Among the lines of these entries, how many hold the word "Emerging"? State only the number.

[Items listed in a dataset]
■ ■ ■ ■ ■ ■ ■
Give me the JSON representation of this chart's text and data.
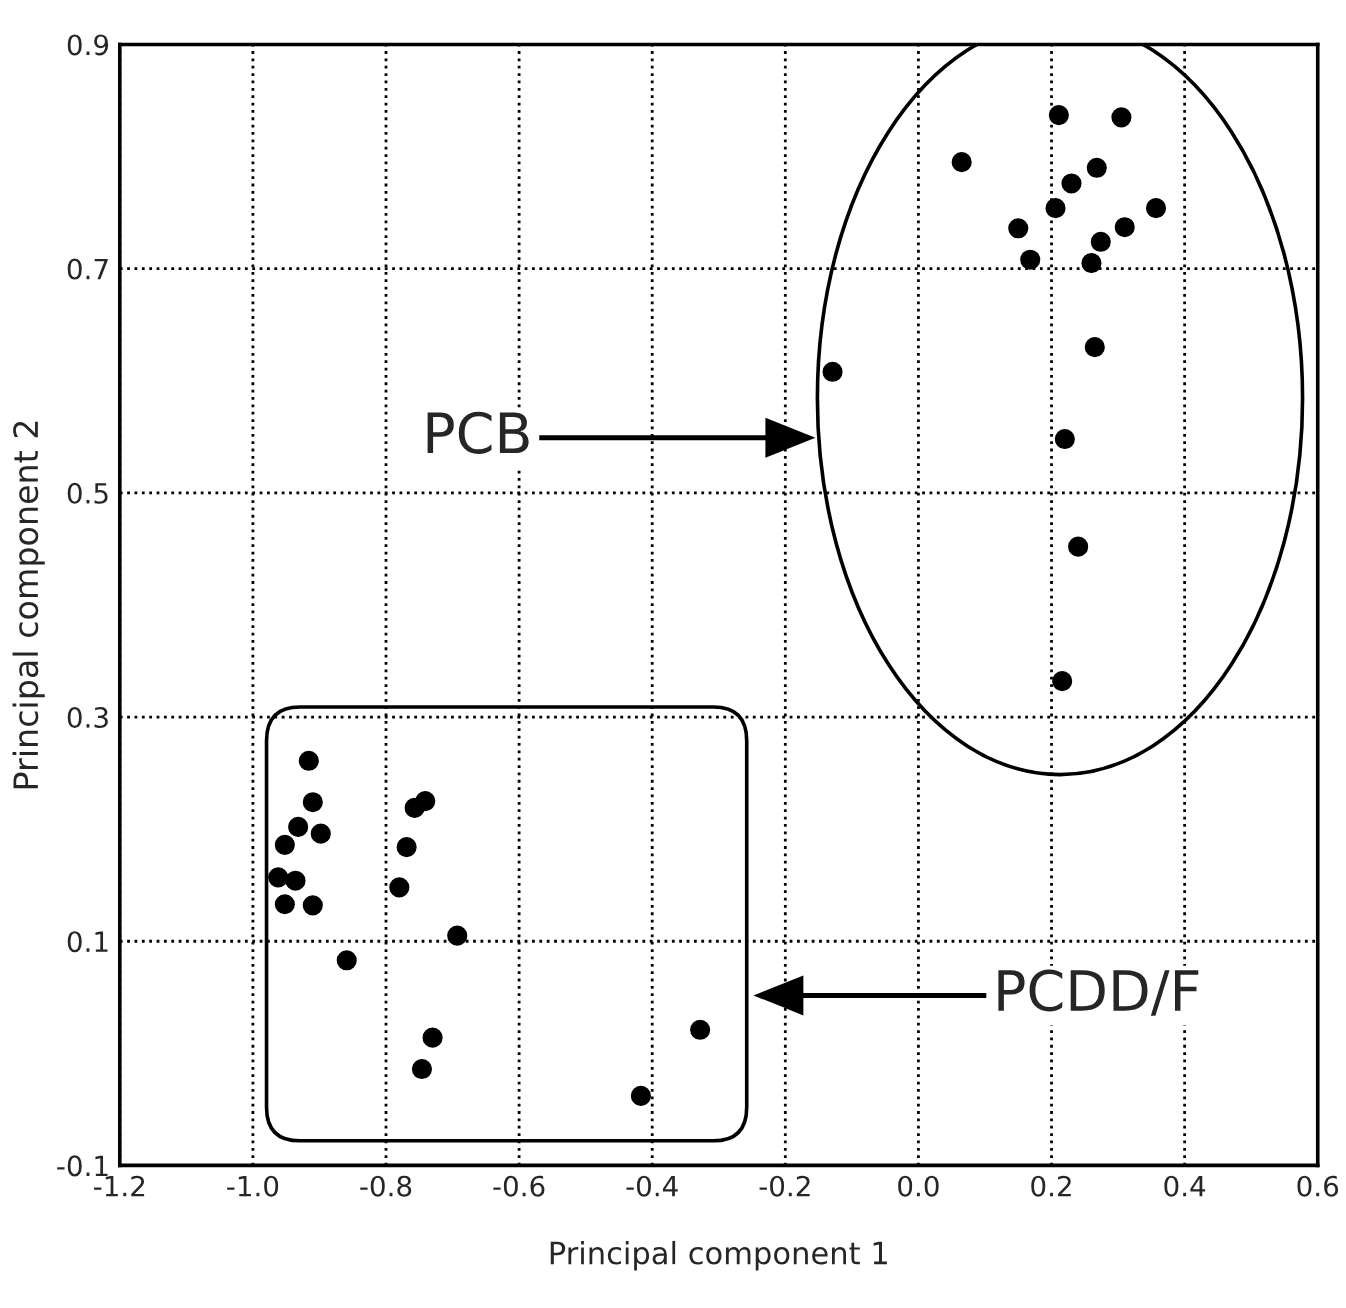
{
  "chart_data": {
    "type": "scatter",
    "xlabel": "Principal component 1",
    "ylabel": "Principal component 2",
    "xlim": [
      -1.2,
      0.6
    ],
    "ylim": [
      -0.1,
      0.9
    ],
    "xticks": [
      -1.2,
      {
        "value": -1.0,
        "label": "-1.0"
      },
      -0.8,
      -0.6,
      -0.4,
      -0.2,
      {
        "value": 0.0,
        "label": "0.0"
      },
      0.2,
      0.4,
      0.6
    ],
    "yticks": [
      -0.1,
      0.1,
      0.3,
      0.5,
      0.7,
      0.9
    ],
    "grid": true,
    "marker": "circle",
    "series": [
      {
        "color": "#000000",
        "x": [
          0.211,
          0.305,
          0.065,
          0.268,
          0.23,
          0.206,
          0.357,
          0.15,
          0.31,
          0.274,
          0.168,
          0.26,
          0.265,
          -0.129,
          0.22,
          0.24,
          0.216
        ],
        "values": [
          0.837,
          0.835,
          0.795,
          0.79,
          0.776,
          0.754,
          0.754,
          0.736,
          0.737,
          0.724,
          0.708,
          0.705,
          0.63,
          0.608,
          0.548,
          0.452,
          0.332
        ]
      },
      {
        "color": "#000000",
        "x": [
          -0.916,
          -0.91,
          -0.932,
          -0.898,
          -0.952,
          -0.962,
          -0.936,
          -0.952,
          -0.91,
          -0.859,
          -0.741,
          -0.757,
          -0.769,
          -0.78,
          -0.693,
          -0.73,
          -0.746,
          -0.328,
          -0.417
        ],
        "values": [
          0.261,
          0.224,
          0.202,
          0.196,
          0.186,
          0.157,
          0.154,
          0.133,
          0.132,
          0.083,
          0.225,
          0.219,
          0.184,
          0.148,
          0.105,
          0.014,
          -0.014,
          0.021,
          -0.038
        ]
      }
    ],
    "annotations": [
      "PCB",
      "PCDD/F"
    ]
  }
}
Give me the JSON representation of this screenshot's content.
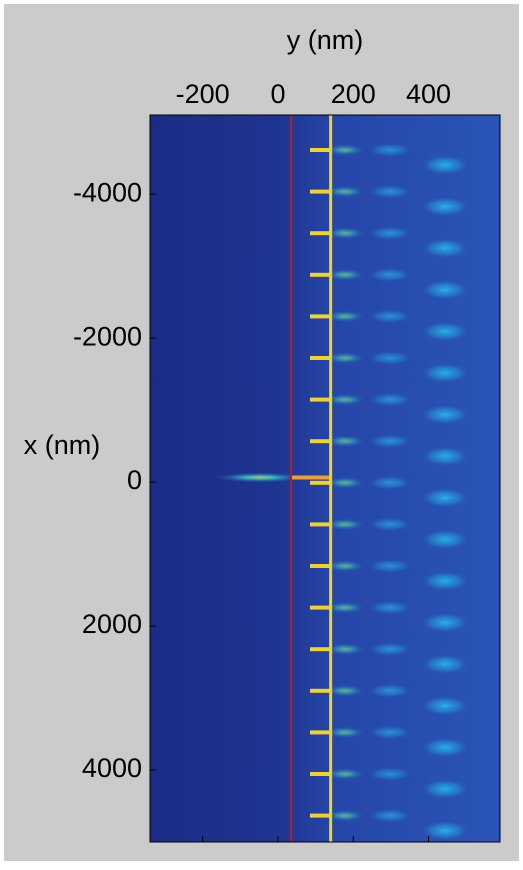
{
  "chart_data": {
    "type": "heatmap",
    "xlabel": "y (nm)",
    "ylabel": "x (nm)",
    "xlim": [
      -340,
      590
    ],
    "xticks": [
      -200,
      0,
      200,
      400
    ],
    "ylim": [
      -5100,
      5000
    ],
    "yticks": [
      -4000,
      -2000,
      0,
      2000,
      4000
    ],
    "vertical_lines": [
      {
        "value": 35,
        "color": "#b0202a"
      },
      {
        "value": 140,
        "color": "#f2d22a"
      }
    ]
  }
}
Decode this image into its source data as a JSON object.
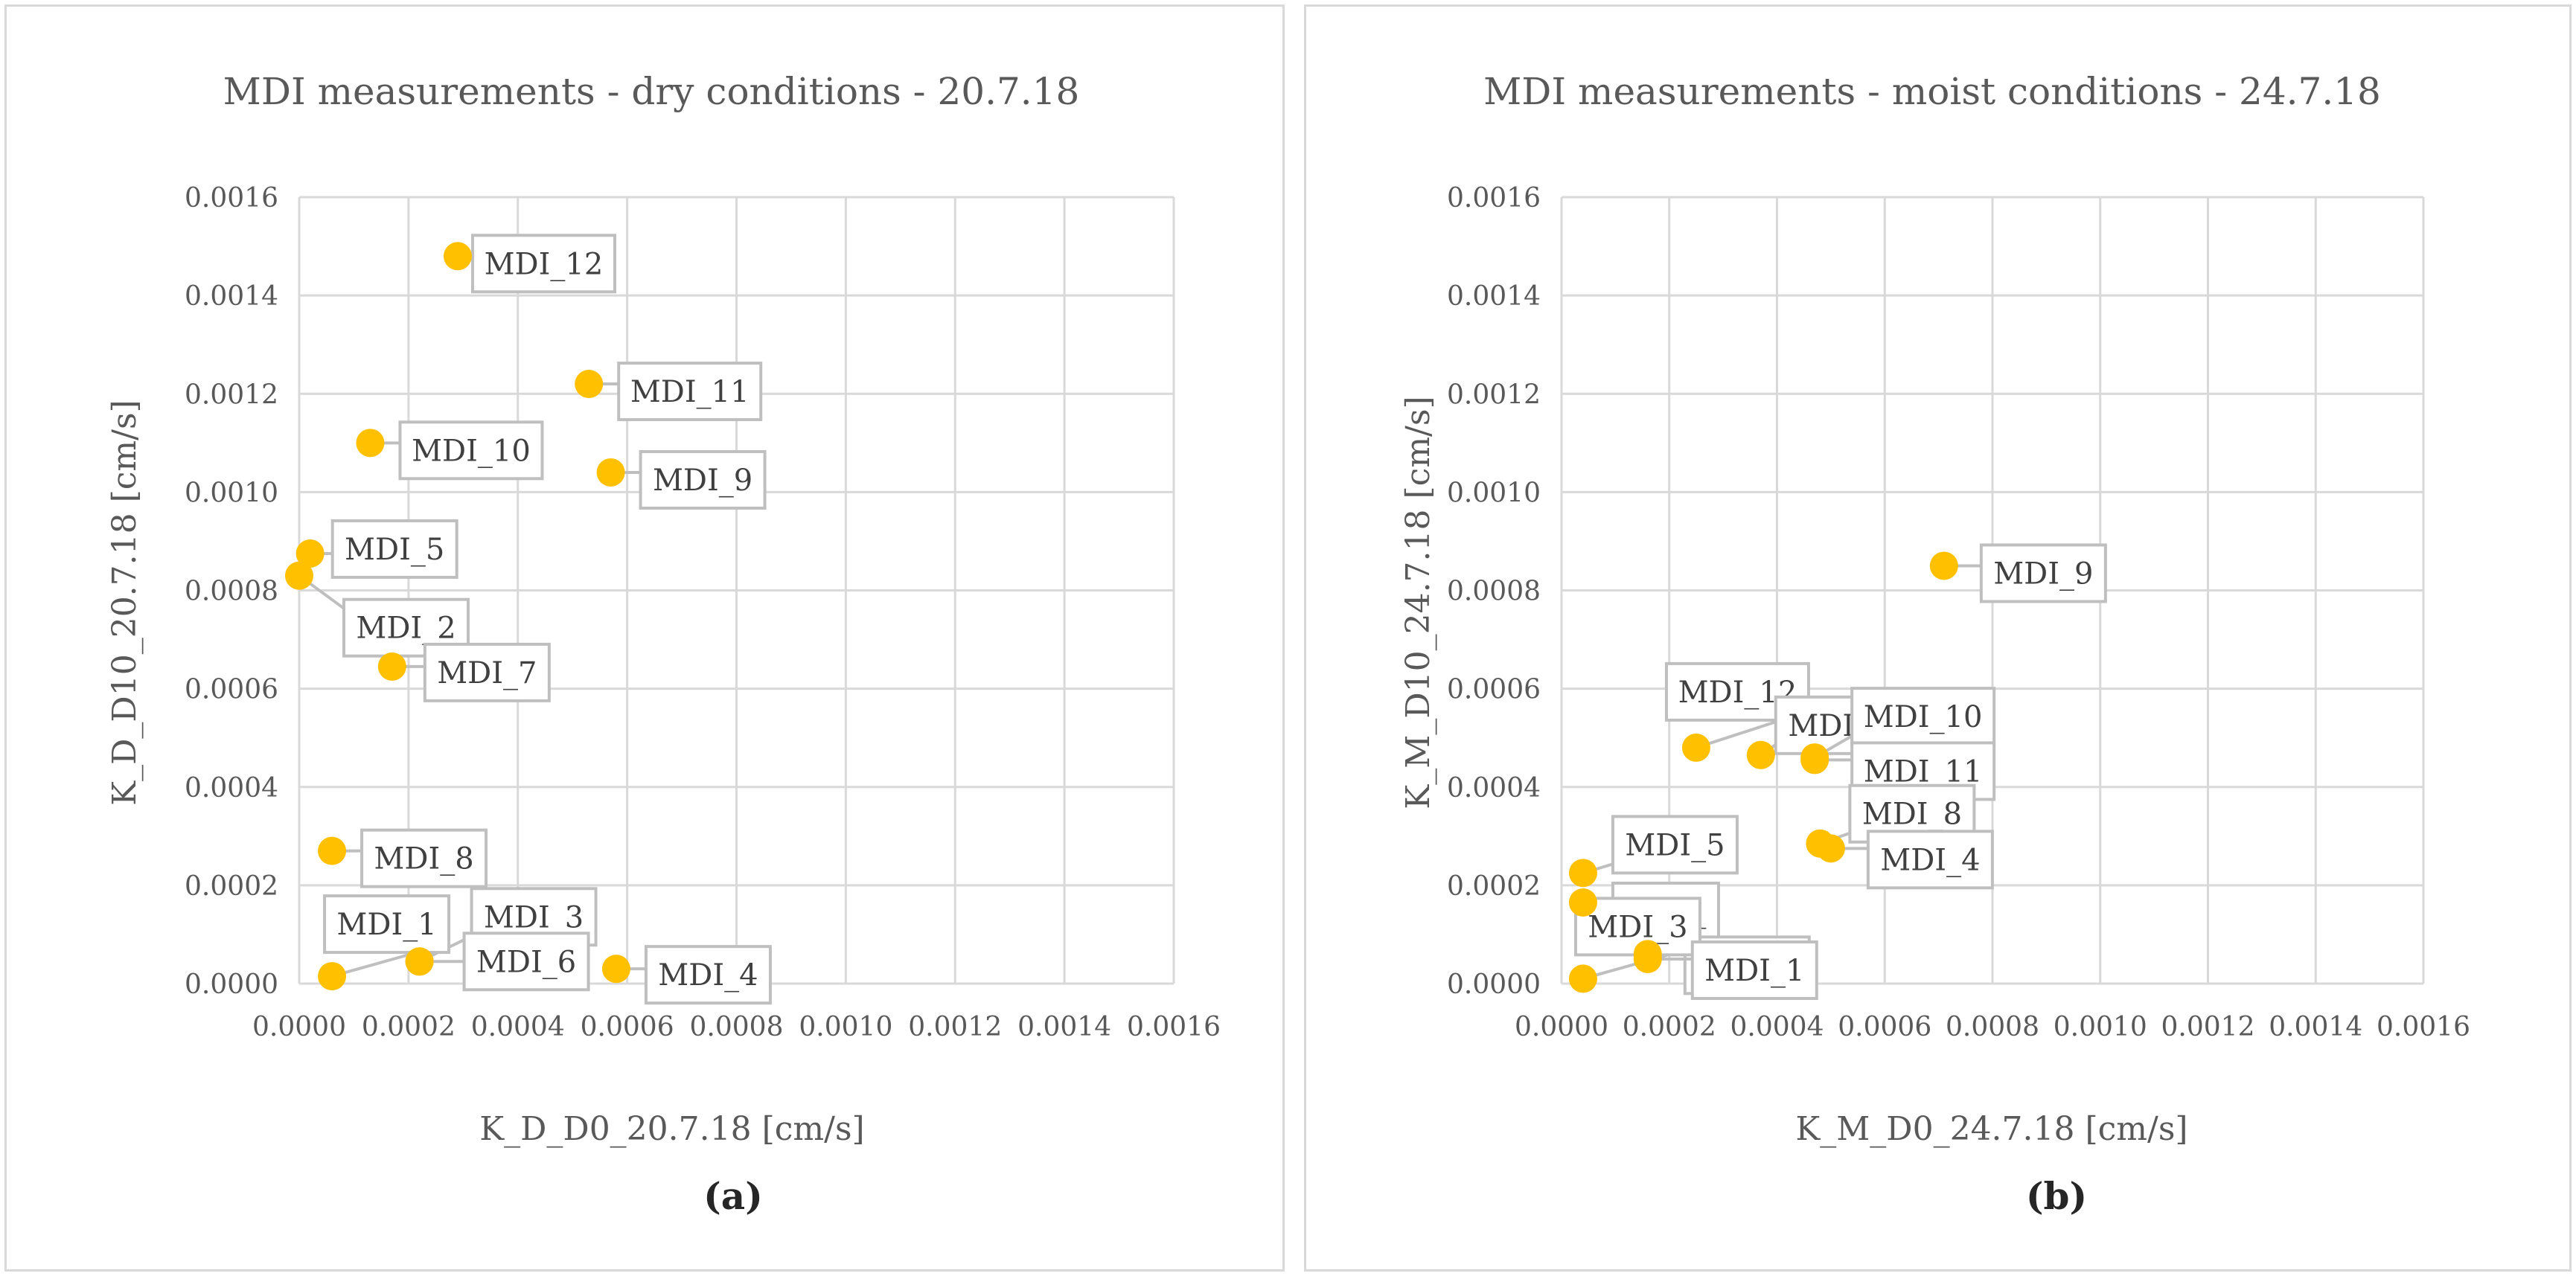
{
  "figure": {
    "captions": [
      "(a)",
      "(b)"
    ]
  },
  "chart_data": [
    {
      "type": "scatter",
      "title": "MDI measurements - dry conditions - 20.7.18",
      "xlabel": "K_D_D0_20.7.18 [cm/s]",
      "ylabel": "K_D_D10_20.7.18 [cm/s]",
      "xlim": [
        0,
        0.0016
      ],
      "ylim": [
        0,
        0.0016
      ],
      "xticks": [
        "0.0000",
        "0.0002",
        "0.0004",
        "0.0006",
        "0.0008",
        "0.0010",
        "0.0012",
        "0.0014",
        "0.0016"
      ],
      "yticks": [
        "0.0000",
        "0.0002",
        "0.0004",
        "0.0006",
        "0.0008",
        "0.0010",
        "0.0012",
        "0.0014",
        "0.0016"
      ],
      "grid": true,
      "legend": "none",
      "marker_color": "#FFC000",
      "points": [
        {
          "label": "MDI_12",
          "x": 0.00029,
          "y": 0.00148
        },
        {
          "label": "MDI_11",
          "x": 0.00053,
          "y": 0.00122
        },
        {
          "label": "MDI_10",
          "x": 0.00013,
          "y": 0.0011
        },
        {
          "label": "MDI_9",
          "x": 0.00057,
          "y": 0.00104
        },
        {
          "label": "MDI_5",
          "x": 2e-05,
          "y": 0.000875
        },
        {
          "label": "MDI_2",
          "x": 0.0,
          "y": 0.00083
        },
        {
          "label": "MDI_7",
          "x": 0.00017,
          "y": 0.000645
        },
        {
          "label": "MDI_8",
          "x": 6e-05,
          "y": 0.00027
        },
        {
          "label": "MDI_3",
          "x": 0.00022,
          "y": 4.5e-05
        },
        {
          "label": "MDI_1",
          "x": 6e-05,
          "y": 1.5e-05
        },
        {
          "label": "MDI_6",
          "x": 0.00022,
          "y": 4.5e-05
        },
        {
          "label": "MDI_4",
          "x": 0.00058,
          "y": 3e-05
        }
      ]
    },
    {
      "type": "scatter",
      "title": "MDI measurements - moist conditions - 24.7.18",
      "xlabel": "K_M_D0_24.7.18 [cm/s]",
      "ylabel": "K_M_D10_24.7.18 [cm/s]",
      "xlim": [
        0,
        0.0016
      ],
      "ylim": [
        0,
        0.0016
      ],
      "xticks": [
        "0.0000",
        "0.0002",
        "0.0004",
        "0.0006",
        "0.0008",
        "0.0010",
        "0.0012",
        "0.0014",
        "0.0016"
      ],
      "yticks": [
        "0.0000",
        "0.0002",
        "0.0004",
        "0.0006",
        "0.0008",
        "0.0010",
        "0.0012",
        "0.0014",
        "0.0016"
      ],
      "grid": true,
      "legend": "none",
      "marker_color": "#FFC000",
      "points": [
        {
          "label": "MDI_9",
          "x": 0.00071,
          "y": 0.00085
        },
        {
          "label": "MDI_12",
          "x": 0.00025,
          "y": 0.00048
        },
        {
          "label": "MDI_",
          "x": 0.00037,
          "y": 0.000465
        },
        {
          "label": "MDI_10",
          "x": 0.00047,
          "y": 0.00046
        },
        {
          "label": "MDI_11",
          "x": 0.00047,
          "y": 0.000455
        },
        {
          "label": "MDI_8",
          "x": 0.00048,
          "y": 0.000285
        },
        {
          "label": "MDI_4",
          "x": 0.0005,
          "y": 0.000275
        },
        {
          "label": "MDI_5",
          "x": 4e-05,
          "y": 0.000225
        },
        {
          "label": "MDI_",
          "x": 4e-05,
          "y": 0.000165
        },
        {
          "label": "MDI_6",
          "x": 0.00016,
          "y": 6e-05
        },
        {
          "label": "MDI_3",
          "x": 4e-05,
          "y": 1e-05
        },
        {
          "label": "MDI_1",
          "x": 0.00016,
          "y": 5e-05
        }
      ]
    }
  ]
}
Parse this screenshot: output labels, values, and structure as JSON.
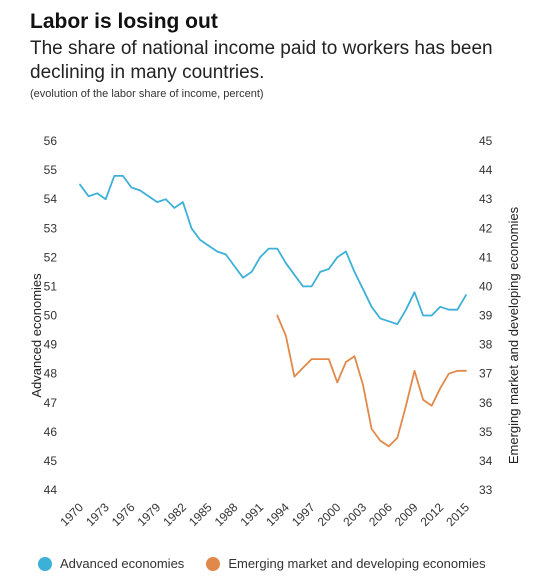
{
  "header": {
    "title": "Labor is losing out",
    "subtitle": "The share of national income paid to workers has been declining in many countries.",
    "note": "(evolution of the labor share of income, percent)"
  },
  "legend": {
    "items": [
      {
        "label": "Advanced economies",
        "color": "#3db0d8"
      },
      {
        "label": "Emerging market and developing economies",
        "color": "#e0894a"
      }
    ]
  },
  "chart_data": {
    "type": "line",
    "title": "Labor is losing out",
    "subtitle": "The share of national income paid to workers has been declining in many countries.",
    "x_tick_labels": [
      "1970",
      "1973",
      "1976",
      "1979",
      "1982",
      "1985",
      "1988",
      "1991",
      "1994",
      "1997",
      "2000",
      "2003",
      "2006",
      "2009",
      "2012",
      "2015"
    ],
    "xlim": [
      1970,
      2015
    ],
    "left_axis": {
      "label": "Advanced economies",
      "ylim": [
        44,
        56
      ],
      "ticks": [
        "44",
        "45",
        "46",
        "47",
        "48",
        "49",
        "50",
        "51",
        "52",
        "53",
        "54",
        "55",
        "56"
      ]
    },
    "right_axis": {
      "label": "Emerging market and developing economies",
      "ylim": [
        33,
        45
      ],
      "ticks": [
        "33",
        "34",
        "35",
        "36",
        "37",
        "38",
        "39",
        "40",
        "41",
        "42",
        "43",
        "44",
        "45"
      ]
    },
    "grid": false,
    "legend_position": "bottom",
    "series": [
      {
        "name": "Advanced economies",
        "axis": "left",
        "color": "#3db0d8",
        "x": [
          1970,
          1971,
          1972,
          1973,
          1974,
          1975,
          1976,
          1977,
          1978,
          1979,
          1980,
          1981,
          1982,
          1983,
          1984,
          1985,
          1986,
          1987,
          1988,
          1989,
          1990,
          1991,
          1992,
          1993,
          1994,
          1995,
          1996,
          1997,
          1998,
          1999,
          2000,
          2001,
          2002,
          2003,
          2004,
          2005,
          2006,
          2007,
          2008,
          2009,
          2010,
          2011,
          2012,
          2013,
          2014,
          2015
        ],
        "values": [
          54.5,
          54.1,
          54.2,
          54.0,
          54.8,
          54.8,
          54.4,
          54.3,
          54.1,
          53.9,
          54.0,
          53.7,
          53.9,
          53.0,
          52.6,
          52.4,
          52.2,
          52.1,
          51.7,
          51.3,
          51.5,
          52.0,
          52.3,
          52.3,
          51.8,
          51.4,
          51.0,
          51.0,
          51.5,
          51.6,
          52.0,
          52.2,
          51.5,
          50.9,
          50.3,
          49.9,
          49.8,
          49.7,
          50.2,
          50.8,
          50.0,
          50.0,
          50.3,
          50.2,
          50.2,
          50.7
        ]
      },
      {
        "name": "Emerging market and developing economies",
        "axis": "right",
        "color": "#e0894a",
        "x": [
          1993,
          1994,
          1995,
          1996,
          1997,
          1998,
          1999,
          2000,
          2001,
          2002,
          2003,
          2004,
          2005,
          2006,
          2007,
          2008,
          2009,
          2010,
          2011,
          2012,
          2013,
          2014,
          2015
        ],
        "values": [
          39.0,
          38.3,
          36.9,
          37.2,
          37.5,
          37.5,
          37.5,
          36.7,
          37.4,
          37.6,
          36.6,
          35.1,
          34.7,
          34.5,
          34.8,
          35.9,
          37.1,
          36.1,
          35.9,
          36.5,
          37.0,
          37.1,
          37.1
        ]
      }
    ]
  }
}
■ ■ ■ ■ ■ ■ ■
--- Answer for the task ---
3